An analysis of Player Unknown's Battle Grounds (PUBG) Game Data using Hive and Spark. The project was done as part of Big Data Analysis class at the University of Texas at Dallas. The final presentation for the report can be found in project presentation.

Table of contents

General info

The goal of the study was to learn data analysis using various big data tools. The professor had allowed us to select the dataset of our own choice to analyze. All the members of our team were a great fan of PUBG mobile game and the game developer had recently released the dataset on Kaggle. So we decided to take it up for our project, that way we also have an analytics edge when playing the game.

Screenshots

Example screenshot Example screenshot Example screenshot Example screenshot

Technologies and Tools

  • Hive
  • Spark

Setup

The data for the analysis has been sourced from Kaggle. All the codes used in the analysis can be accessed here and can be used to reproduce the result. A detailed explanation of the various operations and the interpretations of the outputs can be found in the project report.

■ ■ ■ ■ ■ ■ ■

__INSTRUCTIONS FOR THE TASK__
Quote the passage of the PUBG project description that begins with the words "An analysis of" and ends with "playing the game.", copying it word for word.

[Dataset entries]
■ ■ ■ ■ ■ ■ ■

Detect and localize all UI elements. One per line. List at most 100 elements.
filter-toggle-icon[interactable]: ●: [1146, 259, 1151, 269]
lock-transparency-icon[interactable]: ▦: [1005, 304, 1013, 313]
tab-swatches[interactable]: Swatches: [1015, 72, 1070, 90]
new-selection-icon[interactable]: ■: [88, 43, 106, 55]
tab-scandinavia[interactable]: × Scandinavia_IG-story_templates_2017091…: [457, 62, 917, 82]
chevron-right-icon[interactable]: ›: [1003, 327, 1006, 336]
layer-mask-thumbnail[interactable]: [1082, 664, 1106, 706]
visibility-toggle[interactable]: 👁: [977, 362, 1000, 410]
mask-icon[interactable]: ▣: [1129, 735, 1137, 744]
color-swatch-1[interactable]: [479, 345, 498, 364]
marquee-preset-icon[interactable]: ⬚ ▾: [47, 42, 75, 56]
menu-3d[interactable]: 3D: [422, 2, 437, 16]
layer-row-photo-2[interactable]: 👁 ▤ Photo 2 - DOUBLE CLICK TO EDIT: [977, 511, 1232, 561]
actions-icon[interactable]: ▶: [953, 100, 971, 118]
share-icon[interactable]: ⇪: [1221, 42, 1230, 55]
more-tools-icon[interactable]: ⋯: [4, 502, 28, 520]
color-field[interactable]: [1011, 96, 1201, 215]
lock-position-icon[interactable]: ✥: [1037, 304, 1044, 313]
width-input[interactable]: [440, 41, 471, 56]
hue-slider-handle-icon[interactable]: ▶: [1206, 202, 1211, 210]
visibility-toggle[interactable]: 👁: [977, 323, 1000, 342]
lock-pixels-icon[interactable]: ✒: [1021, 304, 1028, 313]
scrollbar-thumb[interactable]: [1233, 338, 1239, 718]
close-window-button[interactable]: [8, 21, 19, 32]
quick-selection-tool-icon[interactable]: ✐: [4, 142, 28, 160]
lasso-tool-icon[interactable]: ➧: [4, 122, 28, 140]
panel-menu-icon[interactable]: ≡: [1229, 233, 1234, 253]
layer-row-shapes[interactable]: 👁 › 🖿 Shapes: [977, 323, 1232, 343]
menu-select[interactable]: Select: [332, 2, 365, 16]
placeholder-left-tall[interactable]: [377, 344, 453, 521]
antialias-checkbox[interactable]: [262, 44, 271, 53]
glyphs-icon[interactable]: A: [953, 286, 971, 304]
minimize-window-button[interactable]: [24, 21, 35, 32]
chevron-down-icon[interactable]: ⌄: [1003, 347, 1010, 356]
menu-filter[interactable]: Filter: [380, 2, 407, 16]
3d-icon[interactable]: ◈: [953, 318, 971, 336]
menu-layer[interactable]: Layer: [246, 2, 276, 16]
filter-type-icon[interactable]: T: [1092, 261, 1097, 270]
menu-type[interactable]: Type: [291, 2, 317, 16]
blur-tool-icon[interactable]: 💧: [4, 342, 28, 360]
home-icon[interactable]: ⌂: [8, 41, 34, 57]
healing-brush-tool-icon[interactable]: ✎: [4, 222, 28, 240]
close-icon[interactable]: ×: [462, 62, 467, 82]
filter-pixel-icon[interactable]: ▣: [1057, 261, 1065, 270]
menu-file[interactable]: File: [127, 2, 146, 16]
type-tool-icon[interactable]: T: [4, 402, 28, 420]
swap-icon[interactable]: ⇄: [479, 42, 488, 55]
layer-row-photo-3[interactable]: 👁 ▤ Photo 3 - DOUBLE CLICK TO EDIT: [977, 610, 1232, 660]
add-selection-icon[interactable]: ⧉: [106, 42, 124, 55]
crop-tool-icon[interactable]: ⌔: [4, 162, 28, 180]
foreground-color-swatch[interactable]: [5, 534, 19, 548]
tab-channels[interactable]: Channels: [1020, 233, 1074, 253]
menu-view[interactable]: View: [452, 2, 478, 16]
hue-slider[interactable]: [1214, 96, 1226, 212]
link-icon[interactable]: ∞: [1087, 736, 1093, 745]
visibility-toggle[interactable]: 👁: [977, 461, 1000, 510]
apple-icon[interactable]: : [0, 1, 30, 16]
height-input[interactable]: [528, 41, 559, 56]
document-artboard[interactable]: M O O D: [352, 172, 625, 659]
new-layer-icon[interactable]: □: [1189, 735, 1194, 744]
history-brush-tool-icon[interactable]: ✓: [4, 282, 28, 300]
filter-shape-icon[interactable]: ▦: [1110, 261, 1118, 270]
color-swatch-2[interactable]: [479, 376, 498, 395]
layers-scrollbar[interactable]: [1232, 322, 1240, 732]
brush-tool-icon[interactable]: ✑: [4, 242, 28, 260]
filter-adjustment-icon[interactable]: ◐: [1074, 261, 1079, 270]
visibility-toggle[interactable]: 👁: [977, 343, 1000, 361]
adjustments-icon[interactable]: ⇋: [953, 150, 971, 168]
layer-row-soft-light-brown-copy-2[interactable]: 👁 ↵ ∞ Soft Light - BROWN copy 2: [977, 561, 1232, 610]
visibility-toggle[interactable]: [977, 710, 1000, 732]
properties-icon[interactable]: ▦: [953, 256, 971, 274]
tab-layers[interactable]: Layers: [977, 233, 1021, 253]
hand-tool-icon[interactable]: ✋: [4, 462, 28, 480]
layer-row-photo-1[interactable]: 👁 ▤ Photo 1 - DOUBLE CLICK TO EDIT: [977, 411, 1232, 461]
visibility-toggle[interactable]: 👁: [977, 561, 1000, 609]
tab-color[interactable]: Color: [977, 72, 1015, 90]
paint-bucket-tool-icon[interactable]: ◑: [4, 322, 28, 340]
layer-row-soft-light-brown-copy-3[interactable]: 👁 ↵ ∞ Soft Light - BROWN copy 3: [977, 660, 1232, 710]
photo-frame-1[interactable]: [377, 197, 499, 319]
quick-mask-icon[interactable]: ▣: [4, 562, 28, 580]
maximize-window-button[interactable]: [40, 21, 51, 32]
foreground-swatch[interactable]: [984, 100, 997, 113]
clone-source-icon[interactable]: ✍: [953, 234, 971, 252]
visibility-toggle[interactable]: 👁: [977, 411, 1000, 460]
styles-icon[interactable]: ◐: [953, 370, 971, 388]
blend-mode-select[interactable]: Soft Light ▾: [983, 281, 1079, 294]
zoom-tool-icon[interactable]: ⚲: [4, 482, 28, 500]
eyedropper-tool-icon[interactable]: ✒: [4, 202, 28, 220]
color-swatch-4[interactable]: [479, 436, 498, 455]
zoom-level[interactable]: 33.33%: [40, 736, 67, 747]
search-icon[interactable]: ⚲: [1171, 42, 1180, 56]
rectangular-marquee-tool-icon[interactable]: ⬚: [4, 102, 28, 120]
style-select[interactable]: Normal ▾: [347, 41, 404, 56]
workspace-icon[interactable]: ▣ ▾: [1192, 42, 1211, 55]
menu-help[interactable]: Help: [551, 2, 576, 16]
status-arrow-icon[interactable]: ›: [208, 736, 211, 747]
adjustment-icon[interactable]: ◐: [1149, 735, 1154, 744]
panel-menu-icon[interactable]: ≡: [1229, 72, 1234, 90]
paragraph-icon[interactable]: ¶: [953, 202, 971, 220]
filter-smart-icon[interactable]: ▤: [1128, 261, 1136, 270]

■ ■ ■ ■ ■ ■ ■

__ANSWER TO THIS EXERCISE__
An analysis of Player Unknown's Battle Grounds (PUBG) Game Data using Hive and Spark. The project was done as part of Big Data Analysis class at the University of Texas at Dallas. The final presentation for the report can be found in project presentation.

Table of contents

General info

The goal of the study was to learn data analysis using various big data tools. The professor had allowed us to select the dataset of our own choice to analyze. All the members of our team were a great fan of PUBG mobile game and the game developer had recently released the dataset on Kaggle. So we decided to take it up for our project, that way we also have an analytics edge when playing the game.